== WRITTEN REQUEST ==
Copy every record word for word.

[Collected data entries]

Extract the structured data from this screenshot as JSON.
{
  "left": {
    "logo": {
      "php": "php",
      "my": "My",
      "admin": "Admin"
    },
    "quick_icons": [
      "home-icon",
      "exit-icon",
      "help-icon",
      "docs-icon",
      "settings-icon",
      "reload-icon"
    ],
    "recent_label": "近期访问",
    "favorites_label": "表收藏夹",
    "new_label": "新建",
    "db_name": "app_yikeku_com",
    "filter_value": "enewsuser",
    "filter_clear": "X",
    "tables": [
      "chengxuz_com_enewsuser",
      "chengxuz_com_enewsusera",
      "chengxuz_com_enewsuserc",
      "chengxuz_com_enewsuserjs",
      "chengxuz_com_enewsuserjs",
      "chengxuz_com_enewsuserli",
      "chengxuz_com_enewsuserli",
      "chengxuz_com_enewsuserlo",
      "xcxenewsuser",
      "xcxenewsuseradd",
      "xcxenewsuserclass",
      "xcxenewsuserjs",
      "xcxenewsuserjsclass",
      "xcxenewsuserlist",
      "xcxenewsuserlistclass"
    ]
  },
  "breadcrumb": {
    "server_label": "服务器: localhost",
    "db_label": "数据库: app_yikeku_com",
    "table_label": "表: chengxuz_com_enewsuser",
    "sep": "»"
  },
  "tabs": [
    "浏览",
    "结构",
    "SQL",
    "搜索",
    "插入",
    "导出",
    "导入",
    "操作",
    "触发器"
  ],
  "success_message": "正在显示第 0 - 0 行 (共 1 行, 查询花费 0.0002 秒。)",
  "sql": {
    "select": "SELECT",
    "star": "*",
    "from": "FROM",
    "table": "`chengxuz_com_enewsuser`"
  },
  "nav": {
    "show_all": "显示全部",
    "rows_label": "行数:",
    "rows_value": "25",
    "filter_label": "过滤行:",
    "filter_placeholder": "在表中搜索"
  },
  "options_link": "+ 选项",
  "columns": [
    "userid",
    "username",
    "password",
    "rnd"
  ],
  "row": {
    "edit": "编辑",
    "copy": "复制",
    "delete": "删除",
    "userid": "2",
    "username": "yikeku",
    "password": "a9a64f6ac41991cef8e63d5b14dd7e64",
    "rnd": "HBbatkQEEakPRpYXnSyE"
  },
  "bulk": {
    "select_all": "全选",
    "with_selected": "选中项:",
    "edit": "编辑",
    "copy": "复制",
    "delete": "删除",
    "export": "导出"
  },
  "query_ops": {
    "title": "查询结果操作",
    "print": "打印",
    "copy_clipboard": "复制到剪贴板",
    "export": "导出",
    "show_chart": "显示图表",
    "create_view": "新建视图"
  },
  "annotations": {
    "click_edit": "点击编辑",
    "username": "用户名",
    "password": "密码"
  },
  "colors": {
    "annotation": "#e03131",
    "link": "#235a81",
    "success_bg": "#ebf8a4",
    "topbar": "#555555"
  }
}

== OUTPUT ==
Extract the structured data from this screenshot as JSON.
{
  "left": {
    "logo": {
      "php": "php",
      "my": "My",
      "admin": "Admin"
    },
    "quick_icons": [
      "home-icon",
      "exit-icon",
      "help-icon",
      "docs-icon",
      "settings-icon",
      "reload-icon"
    ],
    "recent_label": "近期访问",
    "favorites_label": "表收藏夹",
    "new_label": "新建",
    "db_name": "app_yikeku_com",
    "filter_value": "enewsuser",
    "filter_clear": "X",
    "tables": [
      "chengxuz_com_enewsuser",
      "chengxuz_com_enewsusera",
      "chengxuz_com_enewsuserc",
      "chengxuz_com_enewsuserjs",
      "chengxuz_com_enewsuserjs",
      "chengxuz_com_enewsuserli",
      "chengxuz_com_enewsuserli",
      "chengxuz_com_enewsuserlo",
      "xcxenewsuser",
      "xcxenewsuseradd",
      "xcxenewsuserclass",
      "xcxenewsuserjs",
      "xcxenewsuserjsclass",
      "xcxenewsuserlist",
      "xcxenewsuserlistclass"
    ]
  },
  "breadcrumb": {
    "server_label": "服务器: localhost",
    "db_label": "数据库: app_yikeku_com",
    "table_label": "表: chengxuz_com_enewsuser",
    "sep": "»"
  },
  "tabs": [
    "浏览",
    "结构",
    "SQL",
    "搜索",
    "插入",
    "导出",
    "导入",
    "操作",
    "触发器"
  ],
  "success_message": "正在显示第 0 - 0 行 (共 1 行, 查询花费 0.0002 秒。)",
  "sql": {
    "select": "SELECT",
    "star": "*",
    "from": "FROM",
    "table": "`chengxuz_com_enewsuser`"
  },
  "nav": {
    "show_all": "显示全部",
    "rows_label": "行数:",
    "rows_value": "25",
    "filter_label": "过滤行:",
    "filter_placeholder": "在表中搜索"
  },
  "options_link": "+ 选项",
  "columns": [
    "userid",
    "username",
    "password",
    "rnd"
  ],
  "row": {
    "edit": "编辑",
    "copy": "复制",
    "delete": "删除",
    "userid": "2",
    "username": "yikeku",
    "password": "a9a64f6ac41991cef8e63d5b14dd7e64",
    "rnd": "HBbatkQEEakPRpYXnSyE"
  },
  "bulk": {
    "select_all": "全选",
    "with_selected": "选中项:",
    "edit": "编辑",
    "copy": "复制",
    "delete": "删除",
    "export": "导出"
  },
  "query_ops": {
    "title": "查询结果操作",
    "print": "打印",
    "copy_clipboard": "复制到剪贴板",
    "export": "导出",
    "show_chart": "显示图表",
    "create_view": "新建视图"
  },
  "annotations": {
    "click_edit": "点击编辑",
    "username": "用户名",
    "password": "密码"
  },
  "colors": {
    "annotation": "#e03131",
    "link": "#235a81",
    "success_bg": "#ebf8a4",
    "topbar": "#555555"
  }
}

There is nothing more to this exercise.